Work required >>
In the records that follow, locate every line with "explicitly" and extract it.

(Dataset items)
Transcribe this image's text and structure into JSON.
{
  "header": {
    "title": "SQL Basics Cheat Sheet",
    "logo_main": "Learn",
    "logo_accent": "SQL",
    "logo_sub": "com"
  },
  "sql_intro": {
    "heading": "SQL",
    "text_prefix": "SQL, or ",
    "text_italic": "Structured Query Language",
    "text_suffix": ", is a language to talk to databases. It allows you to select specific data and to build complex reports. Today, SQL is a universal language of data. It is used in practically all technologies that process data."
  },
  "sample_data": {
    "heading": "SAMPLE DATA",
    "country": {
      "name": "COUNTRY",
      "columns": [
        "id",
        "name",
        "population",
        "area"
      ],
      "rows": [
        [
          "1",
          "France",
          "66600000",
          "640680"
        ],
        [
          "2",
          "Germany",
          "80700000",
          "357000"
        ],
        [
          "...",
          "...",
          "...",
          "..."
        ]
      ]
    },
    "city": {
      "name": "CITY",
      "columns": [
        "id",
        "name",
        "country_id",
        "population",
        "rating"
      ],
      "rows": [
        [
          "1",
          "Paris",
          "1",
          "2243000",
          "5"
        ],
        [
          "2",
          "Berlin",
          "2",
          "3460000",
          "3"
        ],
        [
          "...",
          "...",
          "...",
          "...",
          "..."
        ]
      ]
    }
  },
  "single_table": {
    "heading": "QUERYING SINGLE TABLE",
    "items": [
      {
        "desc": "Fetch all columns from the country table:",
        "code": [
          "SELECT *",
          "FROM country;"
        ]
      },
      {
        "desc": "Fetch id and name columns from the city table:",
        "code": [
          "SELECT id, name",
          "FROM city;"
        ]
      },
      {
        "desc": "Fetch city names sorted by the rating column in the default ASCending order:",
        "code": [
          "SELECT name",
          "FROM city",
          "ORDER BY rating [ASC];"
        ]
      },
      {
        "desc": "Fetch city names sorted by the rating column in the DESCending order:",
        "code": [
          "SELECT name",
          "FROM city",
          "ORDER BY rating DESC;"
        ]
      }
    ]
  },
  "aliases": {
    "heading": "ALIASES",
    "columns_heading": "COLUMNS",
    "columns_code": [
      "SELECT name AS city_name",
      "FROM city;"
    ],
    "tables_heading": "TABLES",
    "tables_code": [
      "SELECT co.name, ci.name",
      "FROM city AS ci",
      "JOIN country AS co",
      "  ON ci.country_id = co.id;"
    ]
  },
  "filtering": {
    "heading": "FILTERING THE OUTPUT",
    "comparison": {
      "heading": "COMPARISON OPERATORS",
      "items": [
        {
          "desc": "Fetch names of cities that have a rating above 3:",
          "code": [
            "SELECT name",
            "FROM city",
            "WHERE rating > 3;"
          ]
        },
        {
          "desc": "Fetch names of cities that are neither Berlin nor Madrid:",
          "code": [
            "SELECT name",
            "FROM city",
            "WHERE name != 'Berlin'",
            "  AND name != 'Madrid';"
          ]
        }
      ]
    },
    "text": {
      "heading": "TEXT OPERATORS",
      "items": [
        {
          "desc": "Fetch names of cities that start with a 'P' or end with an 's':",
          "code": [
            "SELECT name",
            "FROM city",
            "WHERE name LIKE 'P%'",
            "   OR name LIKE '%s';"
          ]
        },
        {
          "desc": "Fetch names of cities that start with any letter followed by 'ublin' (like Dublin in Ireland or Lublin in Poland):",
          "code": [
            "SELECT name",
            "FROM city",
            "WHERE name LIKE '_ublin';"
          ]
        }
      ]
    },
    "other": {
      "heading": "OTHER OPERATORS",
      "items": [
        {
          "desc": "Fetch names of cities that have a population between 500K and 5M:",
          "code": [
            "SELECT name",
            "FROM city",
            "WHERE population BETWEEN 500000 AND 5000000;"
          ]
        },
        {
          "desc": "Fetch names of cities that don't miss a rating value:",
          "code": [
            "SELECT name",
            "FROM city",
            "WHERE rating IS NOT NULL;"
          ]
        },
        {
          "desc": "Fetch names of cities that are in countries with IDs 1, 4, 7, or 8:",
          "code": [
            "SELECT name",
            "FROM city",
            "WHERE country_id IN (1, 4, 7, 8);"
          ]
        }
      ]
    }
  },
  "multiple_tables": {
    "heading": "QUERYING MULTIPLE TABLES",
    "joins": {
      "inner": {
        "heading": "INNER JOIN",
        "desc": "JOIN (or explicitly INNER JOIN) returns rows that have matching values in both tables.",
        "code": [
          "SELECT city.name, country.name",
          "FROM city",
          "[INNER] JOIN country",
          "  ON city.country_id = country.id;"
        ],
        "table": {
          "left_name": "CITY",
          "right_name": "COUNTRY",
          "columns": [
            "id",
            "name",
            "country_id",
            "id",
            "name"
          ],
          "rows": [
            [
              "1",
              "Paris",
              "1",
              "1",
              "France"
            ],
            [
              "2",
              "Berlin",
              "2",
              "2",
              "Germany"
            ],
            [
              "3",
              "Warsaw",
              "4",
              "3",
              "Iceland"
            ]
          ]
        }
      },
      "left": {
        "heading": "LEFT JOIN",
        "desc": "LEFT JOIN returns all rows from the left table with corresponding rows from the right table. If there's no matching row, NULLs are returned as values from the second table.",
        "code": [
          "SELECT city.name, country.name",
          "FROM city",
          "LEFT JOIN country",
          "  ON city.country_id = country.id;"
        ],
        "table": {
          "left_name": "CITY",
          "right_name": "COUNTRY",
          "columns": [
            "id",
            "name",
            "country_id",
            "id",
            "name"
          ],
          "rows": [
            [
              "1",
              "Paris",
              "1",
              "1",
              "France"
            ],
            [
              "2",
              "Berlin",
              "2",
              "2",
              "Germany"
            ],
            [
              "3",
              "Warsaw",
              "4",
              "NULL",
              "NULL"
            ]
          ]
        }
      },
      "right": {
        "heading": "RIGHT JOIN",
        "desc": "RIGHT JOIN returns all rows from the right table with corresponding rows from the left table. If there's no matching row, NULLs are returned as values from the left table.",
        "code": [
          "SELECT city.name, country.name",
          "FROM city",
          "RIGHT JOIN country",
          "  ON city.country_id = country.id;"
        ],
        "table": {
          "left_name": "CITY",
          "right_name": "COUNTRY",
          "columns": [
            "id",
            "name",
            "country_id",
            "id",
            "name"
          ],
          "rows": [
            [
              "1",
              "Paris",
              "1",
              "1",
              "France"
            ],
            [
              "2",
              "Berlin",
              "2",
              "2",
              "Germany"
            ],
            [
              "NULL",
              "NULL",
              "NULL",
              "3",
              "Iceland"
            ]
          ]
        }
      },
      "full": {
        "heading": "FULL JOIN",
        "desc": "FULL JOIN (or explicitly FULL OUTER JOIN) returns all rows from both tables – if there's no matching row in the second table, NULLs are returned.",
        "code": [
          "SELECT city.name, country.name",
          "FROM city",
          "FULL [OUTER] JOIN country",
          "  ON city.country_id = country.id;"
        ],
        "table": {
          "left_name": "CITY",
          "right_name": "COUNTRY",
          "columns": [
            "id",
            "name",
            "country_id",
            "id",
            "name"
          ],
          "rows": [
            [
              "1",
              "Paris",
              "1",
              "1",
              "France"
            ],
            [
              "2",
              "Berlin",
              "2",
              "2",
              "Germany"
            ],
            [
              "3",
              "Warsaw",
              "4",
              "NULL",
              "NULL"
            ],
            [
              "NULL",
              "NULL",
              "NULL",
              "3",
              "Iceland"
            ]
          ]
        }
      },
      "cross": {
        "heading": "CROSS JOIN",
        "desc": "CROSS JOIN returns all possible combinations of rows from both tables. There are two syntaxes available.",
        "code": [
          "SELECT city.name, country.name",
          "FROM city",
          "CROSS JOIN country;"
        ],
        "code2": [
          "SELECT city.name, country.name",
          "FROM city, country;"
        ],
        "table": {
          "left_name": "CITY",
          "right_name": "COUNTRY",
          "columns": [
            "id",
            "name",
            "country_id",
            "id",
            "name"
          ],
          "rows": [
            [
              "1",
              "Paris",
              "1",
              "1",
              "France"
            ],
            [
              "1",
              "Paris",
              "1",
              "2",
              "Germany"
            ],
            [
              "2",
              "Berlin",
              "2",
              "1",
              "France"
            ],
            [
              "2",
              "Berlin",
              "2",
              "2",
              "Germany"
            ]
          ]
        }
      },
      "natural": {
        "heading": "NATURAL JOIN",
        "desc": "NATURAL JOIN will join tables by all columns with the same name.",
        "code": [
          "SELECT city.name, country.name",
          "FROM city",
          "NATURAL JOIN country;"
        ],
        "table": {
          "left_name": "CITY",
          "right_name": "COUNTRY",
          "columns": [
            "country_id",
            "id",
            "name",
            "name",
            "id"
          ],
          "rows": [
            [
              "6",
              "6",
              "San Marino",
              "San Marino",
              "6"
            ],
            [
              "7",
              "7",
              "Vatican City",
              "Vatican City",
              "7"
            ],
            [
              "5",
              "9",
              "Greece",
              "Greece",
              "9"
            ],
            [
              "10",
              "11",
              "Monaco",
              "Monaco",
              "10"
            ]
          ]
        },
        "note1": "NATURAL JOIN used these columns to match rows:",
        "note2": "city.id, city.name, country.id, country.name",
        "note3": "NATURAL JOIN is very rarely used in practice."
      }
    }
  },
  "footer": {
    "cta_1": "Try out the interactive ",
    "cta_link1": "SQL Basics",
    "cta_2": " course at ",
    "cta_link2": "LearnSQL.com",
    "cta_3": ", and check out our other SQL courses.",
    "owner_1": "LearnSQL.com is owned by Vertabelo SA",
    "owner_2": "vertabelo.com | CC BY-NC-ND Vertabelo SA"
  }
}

Finished task >>
        "desc": "JOIN (or explicitly INNER JOIN) returns rows that have matching values in both tables.",
        "desc": "FULL JOIN (or explicitly FULL OUTER JOIN) returns all rows from both tables – if there's no matching row in the second table, NULLs are returned.",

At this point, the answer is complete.